[Lines of data]

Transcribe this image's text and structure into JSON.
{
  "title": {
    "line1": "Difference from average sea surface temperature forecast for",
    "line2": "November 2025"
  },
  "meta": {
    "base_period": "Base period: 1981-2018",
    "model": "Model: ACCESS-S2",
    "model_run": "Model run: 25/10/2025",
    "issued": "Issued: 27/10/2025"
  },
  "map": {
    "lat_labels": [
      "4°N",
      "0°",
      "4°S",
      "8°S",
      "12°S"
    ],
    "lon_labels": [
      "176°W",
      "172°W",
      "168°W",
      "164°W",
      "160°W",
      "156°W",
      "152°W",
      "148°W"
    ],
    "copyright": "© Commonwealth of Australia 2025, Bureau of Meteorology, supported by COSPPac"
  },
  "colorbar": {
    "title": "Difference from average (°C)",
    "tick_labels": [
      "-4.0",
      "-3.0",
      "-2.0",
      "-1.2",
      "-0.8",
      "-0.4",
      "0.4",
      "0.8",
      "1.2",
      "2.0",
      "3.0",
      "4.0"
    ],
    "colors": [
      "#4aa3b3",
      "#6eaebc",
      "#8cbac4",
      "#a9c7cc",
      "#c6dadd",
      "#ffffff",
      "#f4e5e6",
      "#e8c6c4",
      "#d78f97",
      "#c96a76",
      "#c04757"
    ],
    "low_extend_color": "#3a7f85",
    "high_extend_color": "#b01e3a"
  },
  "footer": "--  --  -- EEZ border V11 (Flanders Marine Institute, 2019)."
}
--
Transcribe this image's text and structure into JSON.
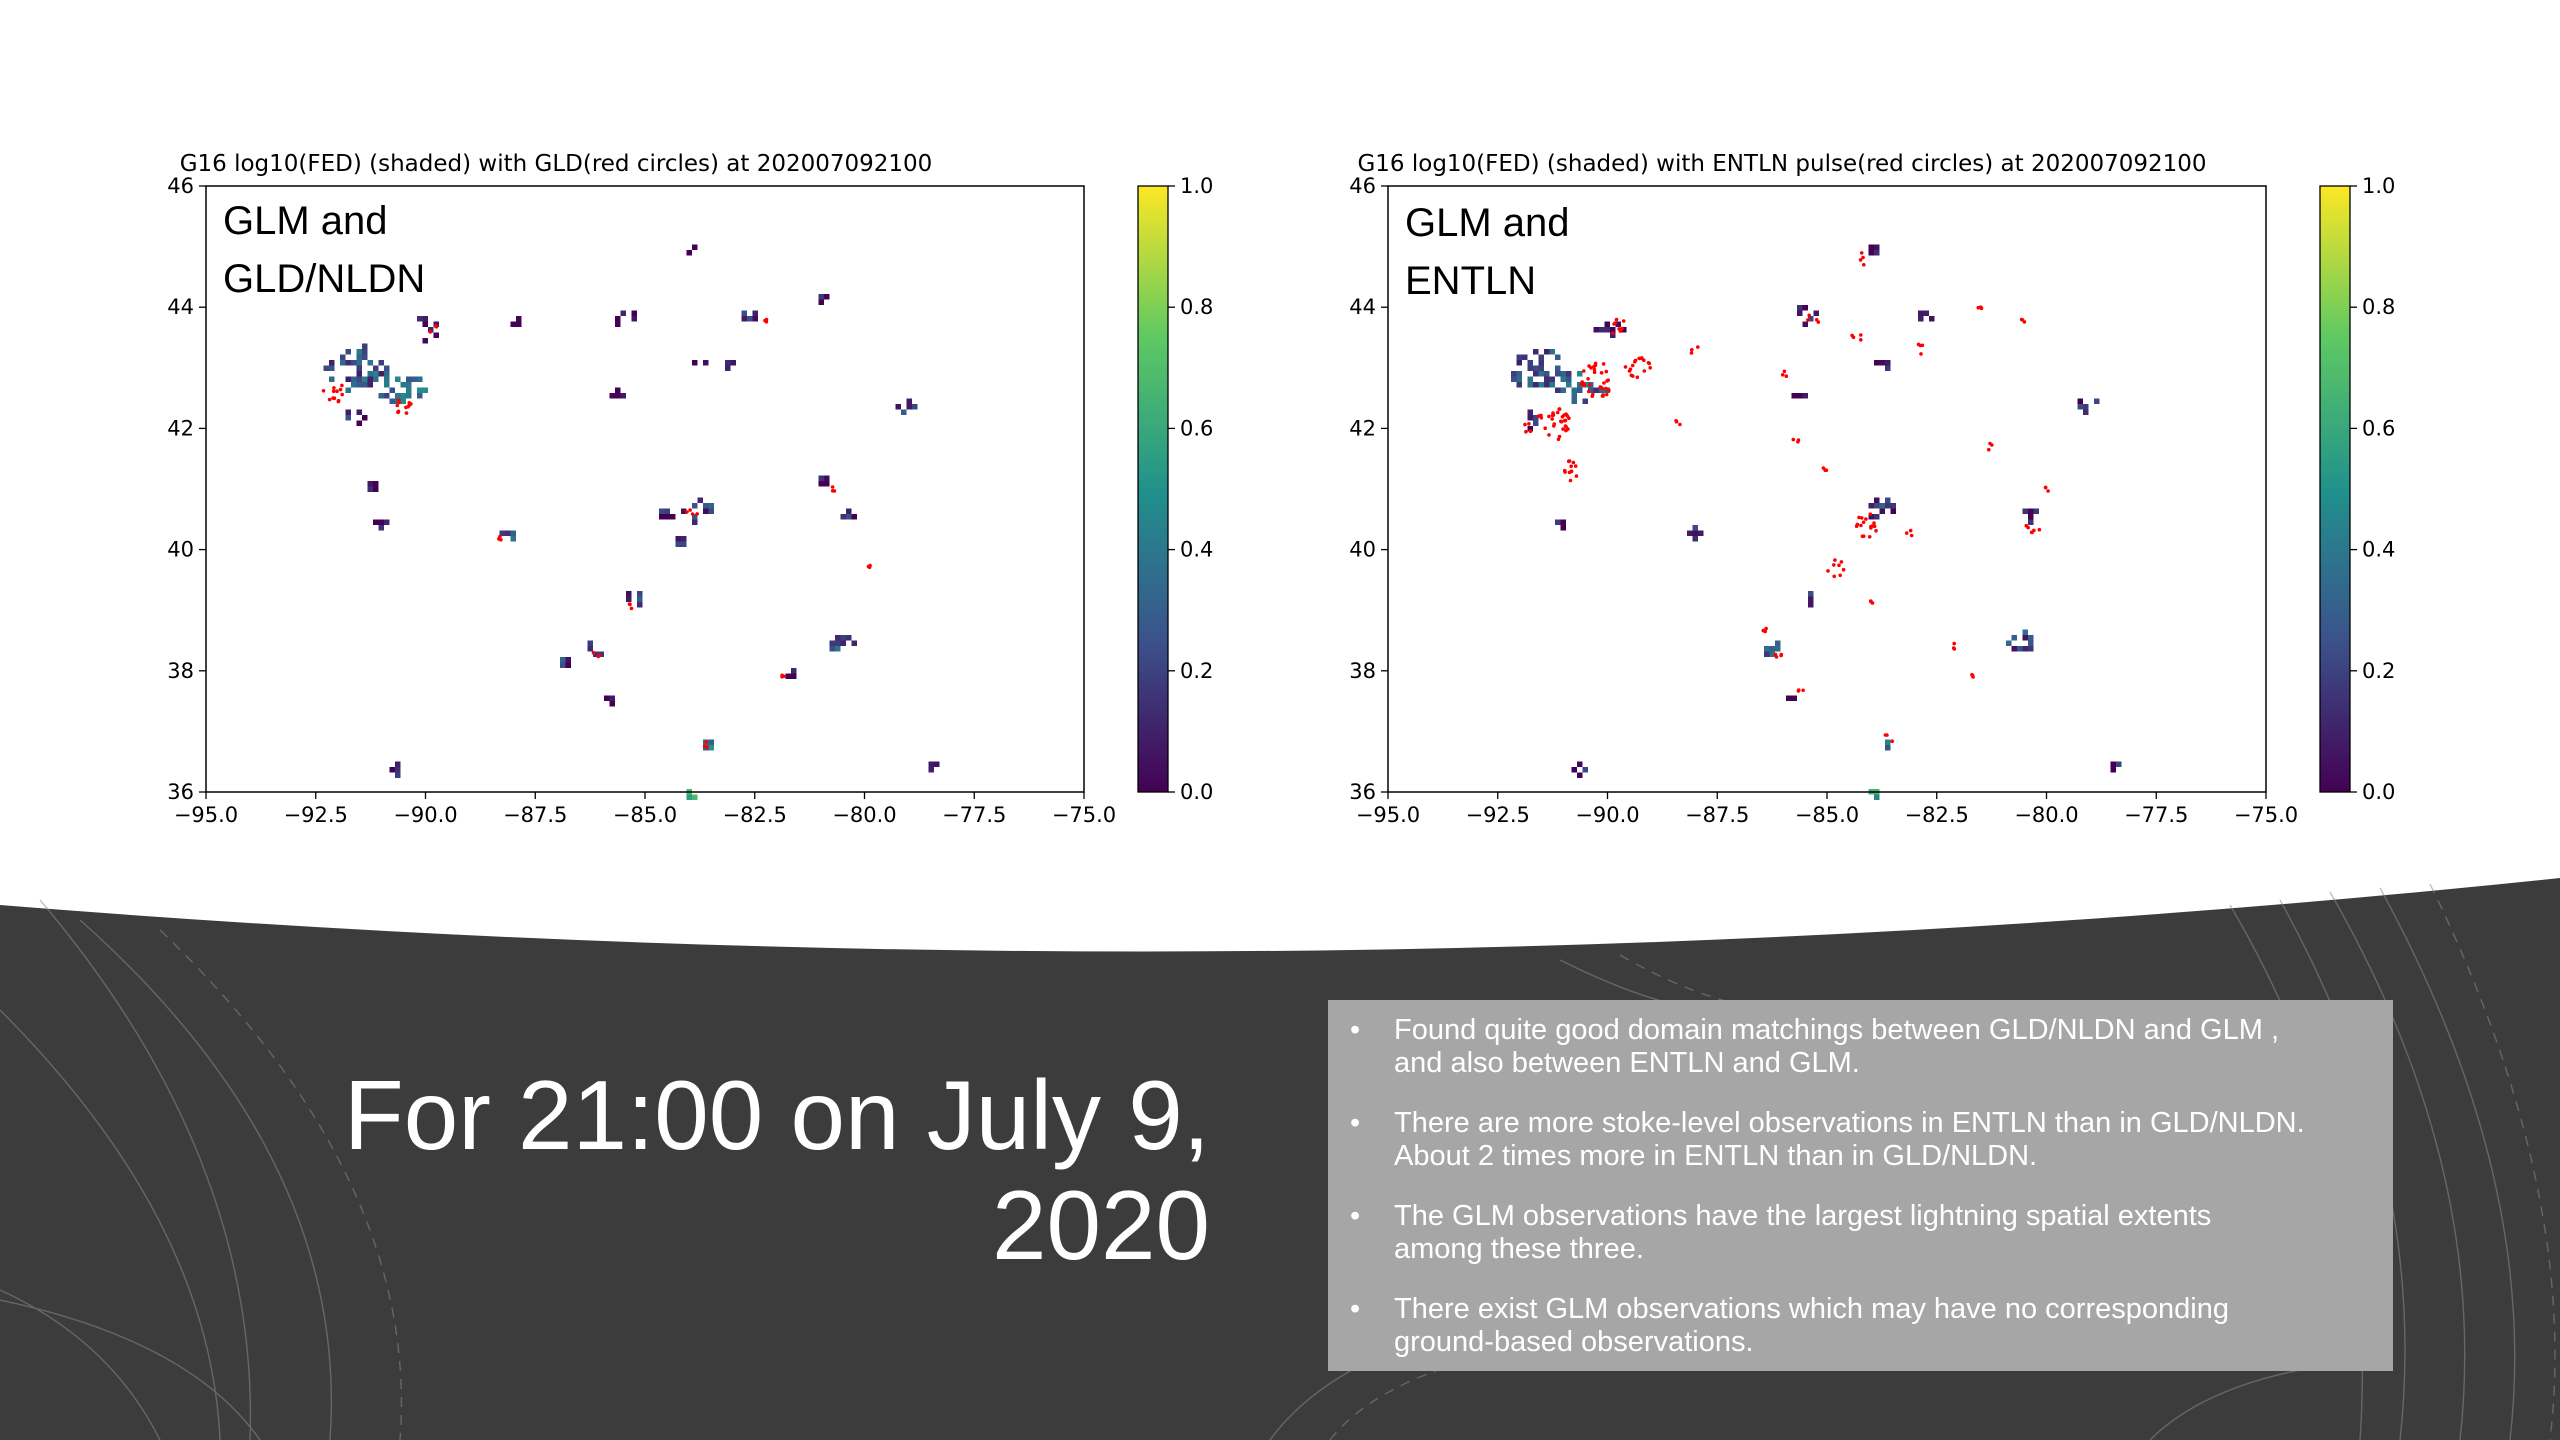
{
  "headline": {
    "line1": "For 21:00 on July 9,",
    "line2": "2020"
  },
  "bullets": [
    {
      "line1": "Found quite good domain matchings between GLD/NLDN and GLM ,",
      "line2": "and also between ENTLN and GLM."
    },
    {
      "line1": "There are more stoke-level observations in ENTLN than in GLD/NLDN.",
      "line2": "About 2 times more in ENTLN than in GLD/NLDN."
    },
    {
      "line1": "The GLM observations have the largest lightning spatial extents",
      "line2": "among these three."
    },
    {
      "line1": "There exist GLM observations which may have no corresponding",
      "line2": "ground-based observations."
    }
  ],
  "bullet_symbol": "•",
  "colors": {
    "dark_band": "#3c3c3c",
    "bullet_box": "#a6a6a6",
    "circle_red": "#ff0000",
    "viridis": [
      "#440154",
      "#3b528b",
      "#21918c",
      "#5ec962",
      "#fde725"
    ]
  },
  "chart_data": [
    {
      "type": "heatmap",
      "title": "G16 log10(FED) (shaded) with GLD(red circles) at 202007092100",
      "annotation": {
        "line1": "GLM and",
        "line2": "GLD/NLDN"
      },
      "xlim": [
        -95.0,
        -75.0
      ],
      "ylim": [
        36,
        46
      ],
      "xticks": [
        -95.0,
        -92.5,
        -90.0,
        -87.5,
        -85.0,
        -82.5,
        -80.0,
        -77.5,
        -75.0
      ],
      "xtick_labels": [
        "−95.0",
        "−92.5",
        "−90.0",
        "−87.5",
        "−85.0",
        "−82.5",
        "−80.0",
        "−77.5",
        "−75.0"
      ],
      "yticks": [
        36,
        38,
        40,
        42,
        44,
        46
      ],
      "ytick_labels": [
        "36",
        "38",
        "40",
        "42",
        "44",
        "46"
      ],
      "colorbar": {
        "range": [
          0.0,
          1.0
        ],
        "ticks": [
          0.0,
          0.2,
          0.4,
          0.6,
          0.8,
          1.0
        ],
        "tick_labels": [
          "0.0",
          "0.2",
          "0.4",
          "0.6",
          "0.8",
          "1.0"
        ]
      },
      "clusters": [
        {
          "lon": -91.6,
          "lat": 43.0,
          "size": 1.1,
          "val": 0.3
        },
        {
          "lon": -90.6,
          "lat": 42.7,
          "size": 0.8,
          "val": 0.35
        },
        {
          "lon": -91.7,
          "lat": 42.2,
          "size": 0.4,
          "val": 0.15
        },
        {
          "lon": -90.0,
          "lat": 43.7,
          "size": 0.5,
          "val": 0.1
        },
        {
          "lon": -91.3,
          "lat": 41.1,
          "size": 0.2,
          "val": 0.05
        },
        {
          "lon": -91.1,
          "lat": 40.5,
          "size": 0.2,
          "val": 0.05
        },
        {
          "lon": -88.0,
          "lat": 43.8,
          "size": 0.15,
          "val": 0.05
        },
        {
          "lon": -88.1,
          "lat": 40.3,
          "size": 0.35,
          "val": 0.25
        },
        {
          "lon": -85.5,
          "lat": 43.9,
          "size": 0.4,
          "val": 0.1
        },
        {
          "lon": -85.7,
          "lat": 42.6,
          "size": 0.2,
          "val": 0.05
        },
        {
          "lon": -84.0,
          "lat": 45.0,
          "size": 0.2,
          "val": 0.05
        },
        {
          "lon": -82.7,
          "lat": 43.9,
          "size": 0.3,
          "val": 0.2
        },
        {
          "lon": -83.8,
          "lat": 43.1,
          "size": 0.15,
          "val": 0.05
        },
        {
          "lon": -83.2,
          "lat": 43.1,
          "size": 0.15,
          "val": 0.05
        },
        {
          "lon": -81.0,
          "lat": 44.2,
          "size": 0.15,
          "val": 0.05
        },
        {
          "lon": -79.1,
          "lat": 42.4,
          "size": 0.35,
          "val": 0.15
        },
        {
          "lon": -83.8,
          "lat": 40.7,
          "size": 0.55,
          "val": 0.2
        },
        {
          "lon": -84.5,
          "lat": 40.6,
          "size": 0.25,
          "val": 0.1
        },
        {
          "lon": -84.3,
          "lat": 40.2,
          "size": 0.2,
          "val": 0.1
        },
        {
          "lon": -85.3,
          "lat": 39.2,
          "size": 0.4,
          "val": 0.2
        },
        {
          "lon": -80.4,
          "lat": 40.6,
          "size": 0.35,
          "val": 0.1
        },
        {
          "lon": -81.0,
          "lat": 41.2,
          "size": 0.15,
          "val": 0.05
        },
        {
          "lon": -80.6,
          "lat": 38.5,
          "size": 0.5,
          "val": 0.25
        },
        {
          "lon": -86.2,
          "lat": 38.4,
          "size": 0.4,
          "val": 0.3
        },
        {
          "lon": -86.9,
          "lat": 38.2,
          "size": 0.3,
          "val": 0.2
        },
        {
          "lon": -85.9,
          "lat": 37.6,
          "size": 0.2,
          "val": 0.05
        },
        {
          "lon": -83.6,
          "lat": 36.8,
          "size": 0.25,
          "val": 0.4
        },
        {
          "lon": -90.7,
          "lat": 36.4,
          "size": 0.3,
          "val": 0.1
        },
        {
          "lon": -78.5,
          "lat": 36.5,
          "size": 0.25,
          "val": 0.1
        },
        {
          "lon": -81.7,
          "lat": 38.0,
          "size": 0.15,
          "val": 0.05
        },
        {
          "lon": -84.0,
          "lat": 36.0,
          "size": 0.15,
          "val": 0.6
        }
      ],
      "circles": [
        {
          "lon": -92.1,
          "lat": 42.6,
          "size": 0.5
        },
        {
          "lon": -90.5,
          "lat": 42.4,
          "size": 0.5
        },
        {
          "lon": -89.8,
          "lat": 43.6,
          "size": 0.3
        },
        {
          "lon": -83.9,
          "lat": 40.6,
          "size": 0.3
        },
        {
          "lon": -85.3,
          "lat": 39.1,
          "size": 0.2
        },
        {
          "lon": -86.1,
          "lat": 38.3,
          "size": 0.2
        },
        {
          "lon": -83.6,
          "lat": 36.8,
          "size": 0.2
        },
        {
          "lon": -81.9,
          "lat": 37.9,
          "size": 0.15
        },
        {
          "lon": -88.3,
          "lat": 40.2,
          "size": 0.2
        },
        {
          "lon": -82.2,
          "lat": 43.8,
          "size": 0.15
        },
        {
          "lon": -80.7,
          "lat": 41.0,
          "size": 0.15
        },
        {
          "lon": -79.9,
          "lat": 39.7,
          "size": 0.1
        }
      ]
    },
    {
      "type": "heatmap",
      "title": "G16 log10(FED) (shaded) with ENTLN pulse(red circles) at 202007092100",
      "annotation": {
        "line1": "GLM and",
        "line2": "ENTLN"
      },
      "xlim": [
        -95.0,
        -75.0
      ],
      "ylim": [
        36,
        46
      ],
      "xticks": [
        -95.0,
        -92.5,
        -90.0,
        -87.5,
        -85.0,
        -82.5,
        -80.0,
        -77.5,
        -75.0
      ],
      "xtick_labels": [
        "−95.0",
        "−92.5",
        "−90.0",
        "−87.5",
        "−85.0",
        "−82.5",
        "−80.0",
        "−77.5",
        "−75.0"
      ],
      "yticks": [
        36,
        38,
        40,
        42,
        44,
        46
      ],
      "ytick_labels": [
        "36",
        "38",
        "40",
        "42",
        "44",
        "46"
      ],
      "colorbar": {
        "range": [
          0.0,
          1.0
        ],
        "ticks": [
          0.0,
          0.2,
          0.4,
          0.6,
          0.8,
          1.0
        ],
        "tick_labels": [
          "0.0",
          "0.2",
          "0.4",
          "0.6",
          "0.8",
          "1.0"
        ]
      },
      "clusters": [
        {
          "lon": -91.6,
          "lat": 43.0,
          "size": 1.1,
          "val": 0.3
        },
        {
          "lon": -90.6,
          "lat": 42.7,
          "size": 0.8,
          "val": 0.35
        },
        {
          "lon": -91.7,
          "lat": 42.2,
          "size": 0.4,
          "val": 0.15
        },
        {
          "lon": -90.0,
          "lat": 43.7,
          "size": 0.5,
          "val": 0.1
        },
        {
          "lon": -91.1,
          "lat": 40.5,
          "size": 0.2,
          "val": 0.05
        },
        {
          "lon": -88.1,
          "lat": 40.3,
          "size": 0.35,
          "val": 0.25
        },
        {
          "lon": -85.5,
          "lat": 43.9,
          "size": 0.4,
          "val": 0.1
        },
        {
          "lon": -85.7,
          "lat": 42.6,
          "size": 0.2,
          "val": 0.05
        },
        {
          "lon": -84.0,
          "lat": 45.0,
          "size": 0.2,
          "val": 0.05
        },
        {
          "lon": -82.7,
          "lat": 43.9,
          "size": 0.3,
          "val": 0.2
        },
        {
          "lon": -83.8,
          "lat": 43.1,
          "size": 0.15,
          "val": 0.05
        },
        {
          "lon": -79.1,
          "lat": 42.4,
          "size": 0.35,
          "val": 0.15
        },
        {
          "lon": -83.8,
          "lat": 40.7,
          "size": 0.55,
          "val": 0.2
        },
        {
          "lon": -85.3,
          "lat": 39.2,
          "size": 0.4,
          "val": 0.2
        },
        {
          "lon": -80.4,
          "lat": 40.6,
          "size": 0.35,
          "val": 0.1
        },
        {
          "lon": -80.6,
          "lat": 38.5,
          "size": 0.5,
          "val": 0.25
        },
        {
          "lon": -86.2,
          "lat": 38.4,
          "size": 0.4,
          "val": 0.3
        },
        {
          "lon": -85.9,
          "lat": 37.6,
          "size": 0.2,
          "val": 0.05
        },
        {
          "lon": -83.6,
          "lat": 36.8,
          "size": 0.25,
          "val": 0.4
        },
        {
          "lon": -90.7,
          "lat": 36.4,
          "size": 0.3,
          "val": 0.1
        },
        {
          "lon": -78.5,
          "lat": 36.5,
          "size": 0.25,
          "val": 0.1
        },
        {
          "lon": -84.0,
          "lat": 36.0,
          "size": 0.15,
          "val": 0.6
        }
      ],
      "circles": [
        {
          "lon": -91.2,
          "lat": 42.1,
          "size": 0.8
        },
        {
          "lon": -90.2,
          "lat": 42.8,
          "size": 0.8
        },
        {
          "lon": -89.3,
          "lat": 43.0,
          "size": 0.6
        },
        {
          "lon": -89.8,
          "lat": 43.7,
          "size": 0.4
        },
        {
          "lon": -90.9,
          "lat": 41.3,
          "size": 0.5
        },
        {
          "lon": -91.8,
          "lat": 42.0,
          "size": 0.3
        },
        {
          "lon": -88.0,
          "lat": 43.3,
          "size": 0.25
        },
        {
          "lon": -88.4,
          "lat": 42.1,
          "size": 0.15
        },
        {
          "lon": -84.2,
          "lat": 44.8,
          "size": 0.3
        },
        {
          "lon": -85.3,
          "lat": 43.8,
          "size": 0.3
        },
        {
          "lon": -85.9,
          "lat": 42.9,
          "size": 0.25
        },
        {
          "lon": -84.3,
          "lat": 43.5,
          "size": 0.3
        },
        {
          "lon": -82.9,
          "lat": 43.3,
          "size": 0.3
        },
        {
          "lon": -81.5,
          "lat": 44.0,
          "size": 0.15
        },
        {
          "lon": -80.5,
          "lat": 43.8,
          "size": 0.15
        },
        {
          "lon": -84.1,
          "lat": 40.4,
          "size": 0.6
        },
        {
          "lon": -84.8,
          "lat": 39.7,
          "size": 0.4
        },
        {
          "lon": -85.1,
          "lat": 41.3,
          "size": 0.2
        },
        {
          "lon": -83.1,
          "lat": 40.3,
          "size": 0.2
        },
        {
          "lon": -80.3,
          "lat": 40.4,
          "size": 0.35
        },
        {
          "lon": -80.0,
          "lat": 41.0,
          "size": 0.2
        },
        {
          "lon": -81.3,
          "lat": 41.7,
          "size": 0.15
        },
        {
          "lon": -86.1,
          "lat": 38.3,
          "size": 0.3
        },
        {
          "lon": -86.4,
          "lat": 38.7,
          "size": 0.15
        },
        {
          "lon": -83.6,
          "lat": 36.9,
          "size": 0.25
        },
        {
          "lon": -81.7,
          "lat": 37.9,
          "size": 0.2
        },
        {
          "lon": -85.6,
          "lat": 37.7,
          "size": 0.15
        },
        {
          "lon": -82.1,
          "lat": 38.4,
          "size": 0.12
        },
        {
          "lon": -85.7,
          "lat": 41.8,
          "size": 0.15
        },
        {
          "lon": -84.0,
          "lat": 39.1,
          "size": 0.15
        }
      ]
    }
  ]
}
---
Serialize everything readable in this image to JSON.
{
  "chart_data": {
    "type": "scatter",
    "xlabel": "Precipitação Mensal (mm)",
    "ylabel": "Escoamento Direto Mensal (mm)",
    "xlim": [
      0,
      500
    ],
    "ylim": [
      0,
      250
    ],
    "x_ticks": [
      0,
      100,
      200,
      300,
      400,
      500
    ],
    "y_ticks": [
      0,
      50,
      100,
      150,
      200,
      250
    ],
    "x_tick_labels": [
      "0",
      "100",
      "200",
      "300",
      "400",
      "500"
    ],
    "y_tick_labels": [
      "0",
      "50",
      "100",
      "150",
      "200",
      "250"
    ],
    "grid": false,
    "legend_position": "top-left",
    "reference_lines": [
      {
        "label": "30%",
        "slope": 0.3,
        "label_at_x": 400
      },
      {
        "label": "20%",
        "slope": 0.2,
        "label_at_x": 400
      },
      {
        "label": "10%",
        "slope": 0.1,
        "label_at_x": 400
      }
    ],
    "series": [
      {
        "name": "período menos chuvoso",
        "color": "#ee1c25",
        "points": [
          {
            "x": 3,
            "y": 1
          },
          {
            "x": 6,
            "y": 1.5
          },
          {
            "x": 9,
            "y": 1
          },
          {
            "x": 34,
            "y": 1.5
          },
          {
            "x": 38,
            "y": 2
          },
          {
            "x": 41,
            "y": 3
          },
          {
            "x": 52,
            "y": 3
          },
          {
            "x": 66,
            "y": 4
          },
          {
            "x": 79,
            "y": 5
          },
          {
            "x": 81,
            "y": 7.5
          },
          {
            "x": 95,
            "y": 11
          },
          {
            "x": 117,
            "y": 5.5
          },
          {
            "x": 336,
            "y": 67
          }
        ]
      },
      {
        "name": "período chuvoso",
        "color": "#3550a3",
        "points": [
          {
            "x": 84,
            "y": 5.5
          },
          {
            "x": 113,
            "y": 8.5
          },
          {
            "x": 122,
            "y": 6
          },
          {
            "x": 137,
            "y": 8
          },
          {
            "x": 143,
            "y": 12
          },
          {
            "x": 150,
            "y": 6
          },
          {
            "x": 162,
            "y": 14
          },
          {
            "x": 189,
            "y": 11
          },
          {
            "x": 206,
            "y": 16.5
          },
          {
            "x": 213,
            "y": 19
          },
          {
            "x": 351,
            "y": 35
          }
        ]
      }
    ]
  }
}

Stated goal:
Filter for "chuvoso". Return all lines that hold it.

The reply:
        "name": "período menos chuvoso",
        "name": "período chuvoso",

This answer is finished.